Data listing
----------

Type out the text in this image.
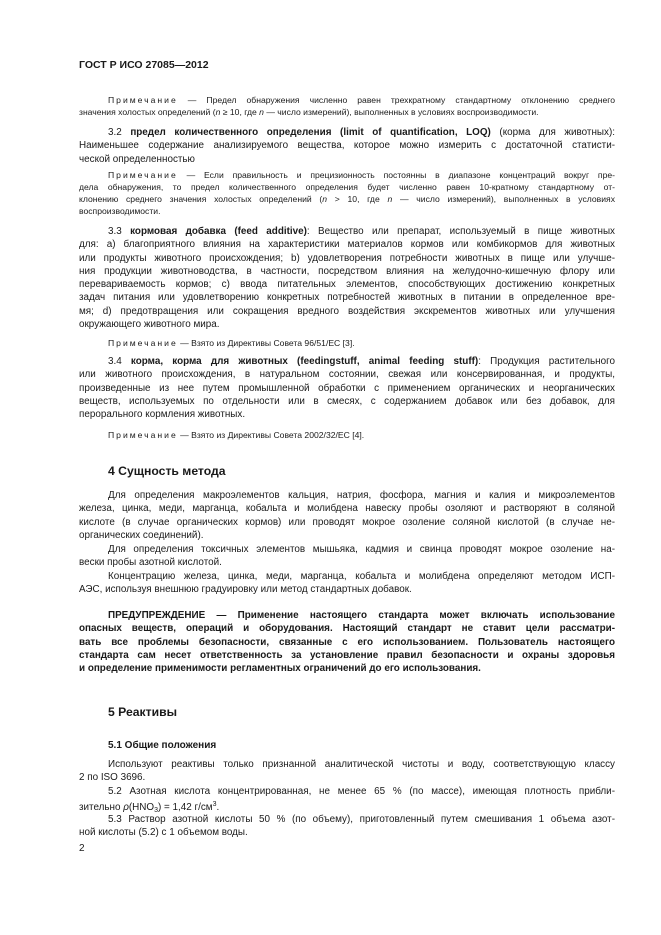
ГОСТ Р ИСО 27085—2012
Примечание — Предел обнаружения численно равен трехкратному стандартному отклонению среднего
значения холостых определений (n ≥ 10, где n — число измерений), выполненных в условиях воспроизводимости.
3.2 предел количественного определения (limit of quantification, LOQ) (корма для животных):
Наименьшее содержание анализируемого вещества, которое можно измерить с достаточной статисти-
ческой определенностью
Примечание — Если правильность и прецизионность постоянны в диапазоне концентраций вокруг пре-
дела обнаружения, то предел количественного определения будет численно равен 10-кратному стандартному от-
клонению среднего значения холостых определений (n > 10, где n — число измерений), выполненных в условиях
воспроизводимости.
3.3 кормовая добавка (feed additive): Вещество или препарат, используемый в пище животных
для: a) благоприятного влияния на характеристики материалов кормов или комбикормов для животных
или продукты животного происхождения; b) удовлетворения потребности животных в пище или улучше-
ния продукции животноводства, в частности, посредством влияния на желудочно-кишечную флору или
перевариваемость кормов; c) ввода питательных элементов, способствующих достижению конкретных
задач питания или удовлетворению конкретных потребностей животных в питании в определенное вре-
мя; d) предотвращения или сокращения вредного воздействия экскрементов животных или улучшения
окружающего животного мира.
Примечание — Взято из Директивы Совета 96/51/ЕС [3].
3.4 корма, корма для животных (feedingstuff, animal feeding stuff): Продукция растительного
или животного происхождения, в натуральном состоянии, свежая или консервированная, и продукты,
произведенные из нее путем промышленной обработки с применением органических и неорганических
веществ, используемых по отдельности или в смесях, с содержанием добавок или без добавок, для
перорального кормления животных.
Примечание — Взято из Директивы Совета 2002/32/ЕС [4].
4 Сущность метода
Для определения макроэлементов кальция, натрия, фосфора, магния и калия и микроэлементов
железа, цинка, меди, марганца, кобальта и молибдена навеску пробы озоляют и растворяют в соляной
кислоте (в случае органических кормов) или проводят мокрое озоление соляной кислотой (в случае не-
органических соединений).
Для определения токсичных элементов мышьяка, кадмия и свинца проводят мокрое озоление на-
вески пробы азотной кислотой.
Концентрацию железа, цинка, меди, марганца, кобальта и молибдена определяют методом ИСП-
АЭС, используя внешнюю градуировку или метод стандартных добавок.
ПРЕДУПРЕЖДЕНИЕ — Применение настоящего стандарта может включать использование
опасных веществ, операций и оборудования. Настоящий стандарт не ставит цели рассматри-
вать все проблемы безопасности, связанные с его использованием. Пользователь настоящего
стандарта сам несет ответственность за установление правил безопасности и охраны здоровья
и определение применимости регламентных ограничений до его использования.
5 Реактивы
5.1 Общие положения
Используют реактивы только признанной аналитической чистоты и воду, соответствующую классу
2 по ISO 3696.
5.2 Азотная кислота концентрированная, не менее 65 % (по массе), имеющая плотность прибли-
зительно $\rho(HNO_3) = 1,42$ $г/см^3$.
5.3 Раствор азотной кислоты 50 % (по объему), приготовленный путем смешивания 1 объема азот-
ной кислоты (5.2) с 1 объемом воды.
2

----------

YOUR INSTRUCTIONS: Leave out the pictures and print each record exactly as it stands.

TASK ANSWER:
Type out the text in this image.
ГОСТ Р ИСО 27085—2012
Примечание — Предел обнаружения численно равен трехкратному стандартному отклонению среднего
значения холостых определений (n ≥ 10, где n — число измерений), выполненных в условиях воспроизводимости.
3.2 предел количественного определения (limit of quantification, LOQ) (корма для животных):
Наименьшее содержание анализируемого вещества, которое можно измерить с достаточной статисти-
ческой определенностью
Примечание — Если правильность и прецизионность постоянны в диапазоне концентраций вокруг пре-
дела обнаружения, то предел количественного определения будет численно равен 10-кратному стандартному от-
клонению среднего значения холостых определений (n > 10, где n — число измерений), выполненных в условиях
воспроизводимости.
3.3 кормовая добавка (feed additive): Вещество или препарат, используемый в пище животных
для: a) благоприятного влияния на характеристики материалов кормов или комбикормов для животных
или продукты животного происхождения; b) удовлетворения потребности животных в пище или улучше-
ния продукции животноводства, в частности, посредством влияния на желудочно-кишечную флору или
перевариваемость кормов; c) ввода питательных элементов, способствующих достижению конкретных
задач питания или удовлетворению конкретных потребностей животных в питании в определенное вре-
мя; d) предотвращения или сокращения вредного воздействия экскрементов животных или улучшения
окружающего животного мира.
Примечание — Взято из Директивы Совета 96/51/ЕС [3].
3.4 корма, корма для животных (feedingstuff, animal feeding stuff): Продукция растительного
или животного происхождения, в натуральном состоянии, свежая или консервированная, и продукты,
произведенные из нее путем промышленной обработки с применением органических и неорганических
веществ, используемых по отдельности или в смесях, с содержанием добавок или без добавок, для
перорального кормления животных.
Примечание — Взято из Директивы Совета 2002/32/ЕС [4].
4 Сущность метода
Для определения макроэлементов кальция, натрия, фосфора, магния и калия и микроэлементов
железа, цинка, меди, марганца, кобальта и молибдена навеску пробы озоляют и растворяют в соляной
кислоте (в случае органических кормов) или проводят мокрое озоление соляной кислотой (в случае не-
органических соединений).
Для определения токсичных элементов мышьяка, кадмия и свинца проводят мокрое озоление на-
вески пробы азотной кислотой.
Концентрацию железа, цинка, меди, марганца, кобальта и молибдена определяют методом ИСП-
АЭС, используя внешнюю градуировку или метод стандартных добавок.
ПРЕДУПРЕЖДЕНИЕ — Применение настоящего стандарта может включать использование
опасных веществ, операций и оборудования. Настоящий стандарт не ставит цели рассматри-
вать все проблемы безопасности, связанные с его использованием. Пользователь настоящего
стандарта сам несет ответственность за установление правил безопасности и охраны здоровья
и определение применимости регламентных ограничений до его использования.
5 Реактивы
5.1 Общие положения
Используют реактивы только признанной аналитической чистоты и воду, соответствующую классу
2 по ISO 3696.
5.2 Азотная кислота концентрированная, не менее 65 % (по массе), имеющая плотность прибли-
зительно $\rho(HNO_3) = 1,42$ $г/см^3$.
5.3 Раствор азотной кислоты 50 % (по объему), приготовленный путем смешивания 1 объема азот-
ной кислоты (5.2) с 1 объемом воды.
2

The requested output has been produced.